→ Set exercise: Return all entries word for word, but drop any images.
-- begin Data rows --
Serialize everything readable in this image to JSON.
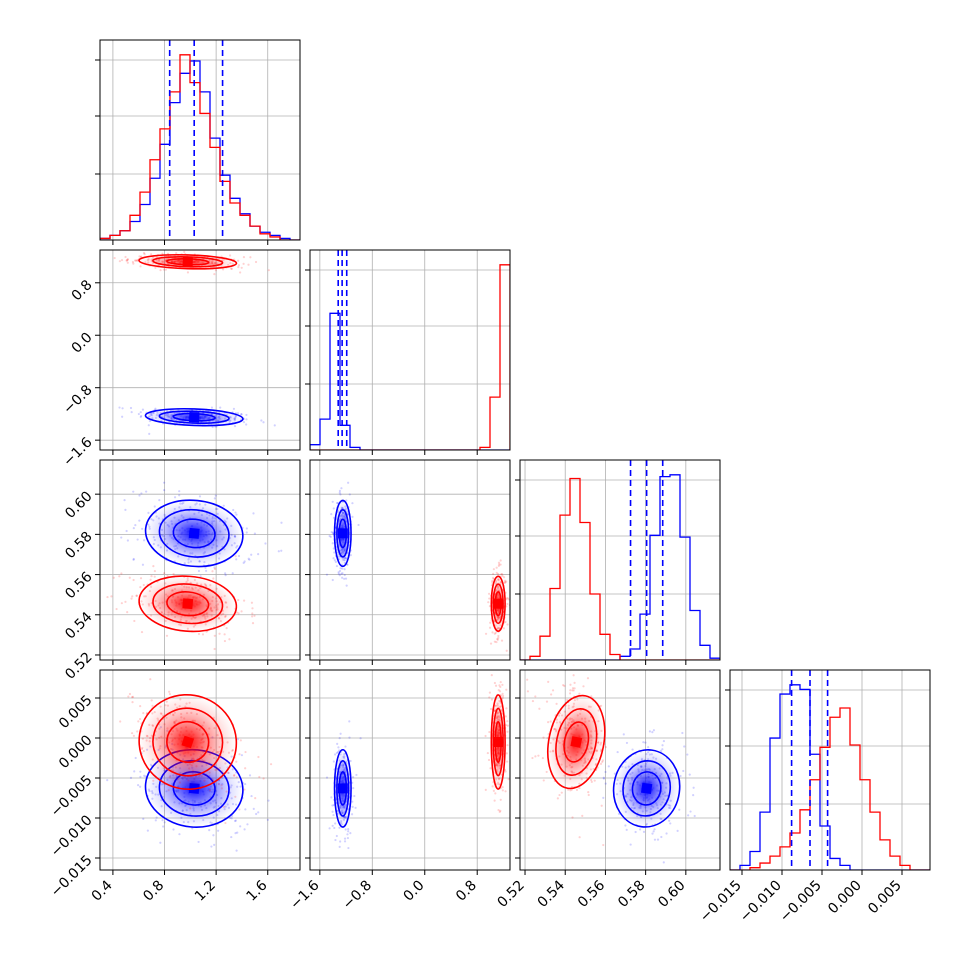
{
  "chart_data": {
    "type": "corner",
    "grid": true,
    "parameters": [
      {
        "range": [
          0.3,
          1.85
        ],
        "ticks": [
          "0.4",
          "0.8",
          "1.2",
          "1.6"
        ]
      },
      {
        "range": [
          -1.75,
          1.3
        ],
        "ticks": [
          "-1.6",
          "-0.8",
          "0.0",
          "0.8"
        ]
      },
      {
        "range": [
          0.5175,
          0.617
        ],
        "ticks": [
          "0.52",
          "0.54",
          "0.56",
          "0.58",
          "0.60"
        ]
      },
      {
        "range": [
          -0.0165,
          0.0085
        ],
        "ticks": [
          "-0.015",
          "-0.010",
          "-0.005",
          "0.000",
          "0.005"
        ]
      }
    ],
    "series": [
      {
        "color": "#0000ff",
        "means": [
          1.03,
          -1.25,
          0.5805,
          -0.0063
        ],
        "sds": [
          0.18,
          0.06,
          0.0078,
          0.0023
        ]
      },
      {
        "color": "#ff0000",
        "means": [
          0.98,
          1.12,
          0.5455,
          -0.0005
        ],
        "sds": [
          0.18,
          0.05,
          0.0065,
          0.0028
        ]
      }
    ],
    "quantile_lines": [
      [
        0.84,
        1.03,
        1.25
      ],
      [
        -1.32,
        -1.26,
        -1.19
      ],
      [
        0.5725,
        0.5805,
        0.5885
      ],
      [
        -0.0088,
        -0.0065,
        -0.0043
      ]
    ],
    "histograms": [
      {
        "bins": [
          0.3,
          1.85
        ],
        "blue": [
          1,
          3,
          6,
          12,
          23,
          40,
          62,
          89,
          108,
          116,
          96,
          66,
          42,
          27,
          17,
          9,
          5,
          3,
          1,
          0
        ],
        "red": [
          1,
          3,
          6,
          16,
          31,
          52,
          72,
          96,
          120,
          102,
          82,
          60,
          38,
          24,
          16,
          9,
          4,
          2,
          0,
          0
        ]
      },
      {
        "bins": [
          -1.75,
          1.3
        ],
        "blue": [
          6,
          35,
          155,
          28,
          3,
          0,
          0,
          0,
          0,
          0,
          0,
          0,
          0,
          0,
          0,
          0,
          0,
          0,
          0,
          0
        ],
        "red": [
          0,
          0,
          0,
          0,
          0,
          0,
          0,
          0,
          0,
          0,
          0,
          0,
          0,
          0,
          0,
          0,
          0,
          3,
          60,
          210
        ]
      },
      {
        "bins": [
          0.5175,
          0.617
        ],
        "blue": [
          0,
          0,
          0,
          0,
          0,
          0,
          0,
          0,
          0,
          0,
          2,
          6,
          25,
          68,
          100,
          101,
          67,
          27,
          8,
          1
        ],
        "red": [
          0,
          2,
          13,
          39,
          79,
          99,
          75,
          36,
          14,
          3,
          0,
          0,
          0,
          0,
          0,
          0,
          0,
          0,
          0,
          0
        ]
      },
      {
        "bins": [
          -0.0165,
          0.0085
        ],
        "blue": [
          0,
          2,
          8,
          25,
          57,
          76,
          80,
          78,
          50,
          19,
          5,
          2,
          0,
          0,
          0,
          0,
          0,
          0,
          0,
          0
        ],
        "red": [
          0,
          0,
          1,
          3,
          6,
          10,
          16,
          26,
          39,
          53,
          66,
          70,
          54,
          39,
          25,
          13,
          6,
          2,
          0,
          0
        ]
      }
    ]
  }
}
-- end Data rows --
→ Problem solution:
Serialize everything readable in this image to JSON.
{
  "chart_data": {
    "type": "corner",
    "grid": true,
    "parameters": [
      {
        "range": [
          0.3,
          1.85
        ],
        "ticks": [
          "0.4",
          "0.8",
          "1.2",
          "1.6"
        ]
      },
      {
        "range": [
          -1.75,
          1.3
        ],
        "ticks": [
          "-1.6",
          "-0.8",
          "0.0",
          "0.8"
        ]
      },
      {
        "range": [
          0.5175,
          0.617
        ],
        "ticks": [
          "0.52",
          "0.54",
          "0.56",
          "0.58",
          "0.60"
        ]
      },
      {
        "range": [
          -0.0165,
          0.0085
        ],
        "ticks": [
          "-0.015",
          "-0.010",
          "-0.005",
          "0.000",
          "0.005"
        ]
      }
    ],
    "series": [
      {
        "color": "#0000ff",
        "means": [
          1.03,
          -1.25,
          0.5805,
          -0.0063
        ],
        "sds": [
          0.18,
          0.06,
          0.0078,
          0.0023
        ]
      },
      {
        "color": "#ff0000",
        "means": [
          0.98,
          1.12,
          0.5455,
          -0.0005
        ],
        "sds": [
          0.18,
          0.05,
          0.0065,
          0.0028
        ]
      }
    ],
    "quantile_lines": [
      [
        0.84,
        1.03,
        1.25
      ],
      [
        -1.32,
        -1.26,
        -1.19
      ],
      [
        0.5725,
        0.5805,
        0.5885
      ],
      [
        -0.0088,
        -0.0065,
        -0.0043
      ]
    ],
    "histograms": [
      {
        "bins": [
          0.3,
          1.85
        ],
        "blue": [
          1,
          3,
          6,
          12,
          23,
          40,
          62,
          89,
          108,
          116,
          96,
          66,
          42,
          27,
          17,
          9,
          5,
          3,
          1,
          0
        ],
        "red": [
          1,
          3,
          6,
          16,
          31,
          52,
          72,
          96,
          120,
          102,
          82,
          60,
          38,
          24,
          16,
          9,
          4,
          2,
          0,
          0
        ]
      },
      {
        "bins": [
          -1.75,
          1.3
        ],
        "blue": [
          6,
          35,
          155,
          28,
          3,
          0,
          0,
          0,
          0,
          0,
          0,
          0,
          0,
          0,
          0,
          0,
          0,
          0,
          0,
          0
        ],
        "red": [
          0,
          0,
          0,
          0,
          0,
          0,
          0,
          0,
          0,
          0,
          0,
          0,
          0,
          0,
          0,
          0,
          0,
          3,
          60,
          210
        ]
      },
      {
        "bins": [
          0.5175,
          0.617
        ],
        "blue": [
          0,
          0,
          0,
          0,
          0,
          0,
          0,
          0,
          0,
          0,
          2,
          6,
          25,
          68,
          100,
          101,
          67,
          27,
          8,
          1
        ],
        "red": [
          0,
          2,
          13,
          39,
          79,
          99,
          75,
          36,
          14,
          3,
          0,
          0,
          0,
          0,
          0,
          0,
          0,
          0,
          0,
          0
        ]
      },
      {
        "bins": [
          -0.0165,
          0.0085
        ],
        "blue": [
          0,
          2,
          8,
          25,
          57,
          76,
          80,
          78,
          50,
          19,
          5,
          2,
          0,
          0,
          0,
          0,
          0,
          0,
          0,
          0
        ],
        "red": [
          0,
          0,
          1,
          3,
          6,
          10,
          16,
          26,
          39,
          53,
          66,
          70,
          54,
          39,
          25,
          13,
          6,
          2,
          0,
          0
        ]
      }
    ]
  }
}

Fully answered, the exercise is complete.